▸ **Available data**:

= = =

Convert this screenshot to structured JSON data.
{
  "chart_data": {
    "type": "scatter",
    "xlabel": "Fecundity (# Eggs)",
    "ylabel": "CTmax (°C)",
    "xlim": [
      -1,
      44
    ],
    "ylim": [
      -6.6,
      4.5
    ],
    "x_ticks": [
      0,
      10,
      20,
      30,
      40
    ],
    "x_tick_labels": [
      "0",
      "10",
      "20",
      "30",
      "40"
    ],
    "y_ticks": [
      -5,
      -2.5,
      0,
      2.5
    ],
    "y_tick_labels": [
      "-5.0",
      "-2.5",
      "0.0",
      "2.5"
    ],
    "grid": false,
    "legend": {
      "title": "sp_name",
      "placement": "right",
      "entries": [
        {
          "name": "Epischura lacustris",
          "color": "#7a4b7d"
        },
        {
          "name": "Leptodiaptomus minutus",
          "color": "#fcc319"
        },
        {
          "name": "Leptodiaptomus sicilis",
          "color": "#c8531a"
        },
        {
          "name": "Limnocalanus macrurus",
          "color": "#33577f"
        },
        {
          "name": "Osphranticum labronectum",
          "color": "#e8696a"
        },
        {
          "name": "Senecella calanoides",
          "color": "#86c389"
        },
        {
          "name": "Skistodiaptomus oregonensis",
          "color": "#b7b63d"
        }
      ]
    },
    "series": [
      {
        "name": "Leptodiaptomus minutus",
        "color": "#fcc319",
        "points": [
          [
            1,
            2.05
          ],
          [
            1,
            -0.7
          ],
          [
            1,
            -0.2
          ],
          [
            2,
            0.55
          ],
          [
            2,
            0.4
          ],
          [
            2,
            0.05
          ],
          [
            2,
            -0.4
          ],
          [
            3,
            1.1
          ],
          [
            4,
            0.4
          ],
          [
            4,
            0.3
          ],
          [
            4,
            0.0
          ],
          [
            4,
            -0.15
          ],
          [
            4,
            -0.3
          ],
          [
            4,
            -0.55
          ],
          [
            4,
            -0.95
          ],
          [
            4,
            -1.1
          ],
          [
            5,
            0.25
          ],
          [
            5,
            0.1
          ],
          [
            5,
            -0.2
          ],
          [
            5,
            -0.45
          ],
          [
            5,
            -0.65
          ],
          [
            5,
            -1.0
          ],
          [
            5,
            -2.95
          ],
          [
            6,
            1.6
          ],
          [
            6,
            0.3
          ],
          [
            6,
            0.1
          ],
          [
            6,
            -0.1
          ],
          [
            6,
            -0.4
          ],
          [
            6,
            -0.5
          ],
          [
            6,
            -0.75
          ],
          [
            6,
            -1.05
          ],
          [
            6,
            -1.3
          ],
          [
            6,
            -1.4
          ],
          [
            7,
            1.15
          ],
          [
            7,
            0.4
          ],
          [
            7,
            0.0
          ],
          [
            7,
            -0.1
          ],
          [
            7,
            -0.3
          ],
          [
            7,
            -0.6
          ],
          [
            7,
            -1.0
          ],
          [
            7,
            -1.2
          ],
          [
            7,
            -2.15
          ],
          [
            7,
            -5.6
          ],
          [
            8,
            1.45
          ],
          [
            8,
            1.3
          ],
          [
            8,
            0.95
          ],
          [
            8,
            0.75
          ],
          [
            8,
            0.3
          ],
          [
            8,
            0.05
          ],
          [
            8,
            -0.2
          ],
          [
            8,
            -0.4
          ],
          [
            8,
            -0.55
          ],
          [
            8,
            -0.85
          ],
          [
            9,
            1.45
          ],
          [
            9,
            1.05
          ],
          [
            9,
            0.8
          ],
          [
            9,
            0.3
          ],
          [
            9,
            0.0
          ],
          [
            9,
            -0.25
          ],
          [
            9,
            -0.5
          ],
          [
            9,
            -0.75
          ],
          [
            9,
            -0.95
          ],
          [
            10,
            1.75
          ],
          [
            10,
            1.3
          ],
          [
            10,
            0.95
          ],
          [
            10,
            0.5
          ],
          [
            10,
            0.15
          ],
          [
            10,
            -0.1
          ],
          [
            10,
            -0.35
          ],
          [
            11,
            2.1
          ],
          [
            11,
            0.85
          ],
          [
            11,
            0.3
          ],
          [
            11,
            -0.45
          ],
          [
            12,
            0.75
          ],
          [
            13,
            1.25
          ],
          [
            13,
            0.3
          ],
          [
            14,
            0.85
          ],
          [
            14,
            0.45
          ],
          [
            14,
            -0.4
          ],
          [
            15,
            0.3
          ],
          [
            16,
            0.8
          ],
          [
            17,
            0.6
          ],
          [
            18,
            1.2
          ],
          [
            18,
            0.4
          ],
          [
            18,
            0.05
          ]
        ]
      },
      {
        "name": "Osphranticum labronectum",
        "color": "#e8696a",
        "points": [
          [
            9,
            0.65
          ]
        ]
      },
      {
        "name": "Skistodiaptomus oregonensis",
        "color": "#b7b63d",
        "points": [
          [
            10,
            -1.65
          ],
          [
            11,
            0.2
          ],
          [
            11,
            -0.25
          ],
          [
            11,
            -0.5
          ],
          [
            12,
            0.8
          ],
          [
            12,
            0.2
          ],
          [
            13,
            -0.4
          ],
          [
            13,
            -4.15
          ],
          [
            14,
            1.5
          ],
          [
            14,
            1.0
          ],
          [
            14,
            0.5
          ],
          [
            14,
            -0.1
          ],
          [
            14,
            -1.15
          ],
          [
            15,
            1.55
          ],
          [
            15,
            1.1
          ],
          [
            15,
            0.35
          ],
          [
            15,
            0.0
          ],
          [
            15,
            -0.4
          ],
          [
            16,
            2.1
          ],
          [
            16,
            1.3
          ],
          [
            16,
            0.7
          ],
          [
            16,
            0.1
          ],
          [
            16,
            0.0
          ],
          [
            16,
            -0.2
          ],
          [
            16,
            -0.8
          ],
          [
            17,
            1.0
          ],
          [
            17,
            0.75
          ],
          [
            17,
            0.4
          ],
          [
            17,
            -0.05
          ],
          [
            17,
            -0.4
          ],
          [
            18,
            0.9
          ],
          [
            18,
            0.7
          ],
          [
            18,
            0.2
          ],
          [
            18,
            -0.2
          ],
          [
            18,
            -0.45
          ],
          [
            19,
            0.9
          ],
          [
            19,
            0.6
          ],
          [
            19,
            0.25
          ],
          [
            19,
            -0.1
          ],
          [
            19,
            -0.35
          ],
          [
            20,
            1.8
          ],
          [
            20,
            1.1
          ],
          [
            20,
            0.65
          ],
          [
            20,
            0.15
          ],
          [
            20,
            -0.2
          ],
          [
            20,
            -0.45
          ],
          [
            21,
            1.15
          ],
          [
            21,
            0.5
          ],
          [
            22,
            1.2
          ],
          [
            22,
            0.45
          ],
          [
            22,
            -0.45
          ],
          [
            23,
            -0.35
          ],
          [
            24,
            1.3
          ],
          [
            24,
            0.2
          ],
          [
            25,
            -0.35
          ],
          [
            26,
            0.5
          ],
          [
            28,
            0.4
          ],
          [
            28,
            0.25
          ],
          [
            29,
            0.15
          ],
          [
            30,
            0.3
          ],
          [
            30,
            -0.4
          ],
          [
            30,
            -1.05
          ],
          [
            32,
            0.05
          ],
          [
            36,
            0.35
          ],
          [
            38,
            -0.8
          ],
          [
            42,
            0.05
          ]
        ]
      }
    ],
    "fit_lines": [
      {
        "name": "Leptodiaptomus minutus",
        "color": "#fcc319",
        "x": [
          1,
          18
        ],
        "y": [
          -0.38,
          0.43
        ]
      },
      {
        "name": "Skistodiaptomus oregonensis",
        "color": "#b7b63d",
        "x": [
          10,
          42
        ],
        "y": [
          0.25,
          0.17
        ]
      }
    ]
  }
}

= = =

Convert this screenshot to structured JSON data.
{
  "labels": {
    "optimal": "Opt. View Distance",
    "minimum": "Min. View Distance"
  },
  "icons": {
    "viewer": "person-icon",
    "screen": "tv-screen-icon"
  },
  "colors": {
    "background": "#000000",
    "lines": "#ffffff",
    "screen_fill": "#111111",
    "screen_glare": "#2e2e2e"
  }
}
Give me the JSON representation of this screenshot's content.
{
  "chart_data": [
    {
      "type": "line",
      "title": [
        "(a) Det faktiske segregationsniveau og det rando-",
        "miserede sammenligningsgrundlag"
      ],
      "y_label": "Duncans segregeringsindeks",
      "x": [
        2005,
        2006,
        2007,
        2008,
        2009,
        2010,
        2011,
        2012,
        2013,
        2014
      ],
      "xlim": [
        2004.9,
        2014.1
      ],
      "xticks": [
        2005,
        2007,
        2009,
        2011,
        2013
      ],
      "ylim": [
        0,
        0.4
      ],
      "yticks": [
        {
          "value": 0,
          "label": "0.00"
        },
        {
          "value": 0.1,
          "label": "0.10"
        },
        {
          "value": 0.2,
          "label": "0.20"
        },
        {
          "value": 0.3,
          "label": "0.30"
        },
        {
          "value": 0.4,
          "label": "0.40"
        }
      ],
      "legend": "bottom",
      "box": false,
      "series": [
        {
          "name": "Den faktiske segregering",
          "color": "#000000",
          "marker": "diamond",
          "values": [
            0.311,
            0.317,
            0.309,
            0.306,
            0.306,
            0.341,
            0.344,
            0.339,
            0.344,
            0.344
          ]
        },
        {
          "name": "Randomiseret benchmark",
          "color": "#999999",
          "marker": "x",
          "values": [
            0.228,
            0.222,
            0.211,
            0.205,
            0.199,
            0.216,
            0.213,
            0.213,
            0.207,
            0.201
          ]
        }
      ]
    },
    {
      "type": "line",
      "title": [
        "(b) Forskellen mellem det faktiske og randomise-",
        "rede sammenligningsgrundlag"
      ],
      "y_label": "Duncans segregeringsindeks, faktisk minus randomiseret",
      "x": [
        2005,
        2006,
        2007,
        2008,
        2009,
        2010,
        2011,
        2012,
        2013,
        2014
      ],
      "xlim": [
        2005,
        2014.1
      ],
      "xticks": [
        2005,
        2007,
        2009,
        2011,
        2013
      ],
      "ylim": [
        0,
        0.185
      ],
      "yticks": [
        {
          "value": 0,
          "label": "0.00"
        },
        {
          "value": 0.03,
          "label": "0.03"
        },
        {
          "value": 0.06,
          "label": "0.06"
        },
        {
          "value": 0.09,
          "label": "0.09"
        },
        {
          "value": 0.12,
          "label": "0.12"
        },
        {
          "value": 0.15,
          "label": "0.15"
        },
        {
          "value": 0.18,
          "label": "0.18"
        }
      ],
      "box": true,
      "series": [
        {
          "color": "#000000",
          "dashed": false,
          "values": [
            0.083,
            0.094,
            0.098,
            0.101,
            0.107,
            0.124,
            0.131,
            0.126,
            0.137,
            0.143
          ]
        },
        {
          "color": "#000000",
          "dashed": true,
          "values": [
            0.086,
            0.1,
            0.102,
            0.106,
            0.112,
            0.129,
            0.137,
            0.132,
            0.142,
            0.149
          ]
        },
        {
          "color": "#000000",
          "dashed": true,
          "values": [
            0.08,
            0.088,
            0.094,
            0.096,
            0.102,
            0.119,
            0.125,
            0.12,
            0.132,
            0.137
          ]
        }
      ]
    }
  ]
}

= = =

▸ **Stated task**:
List all lines above in which the string "labronectum" appears.

▸ **Full output**:
          "name": "Osphranticum labronectum",
        "name": "Osphranticum labronectum",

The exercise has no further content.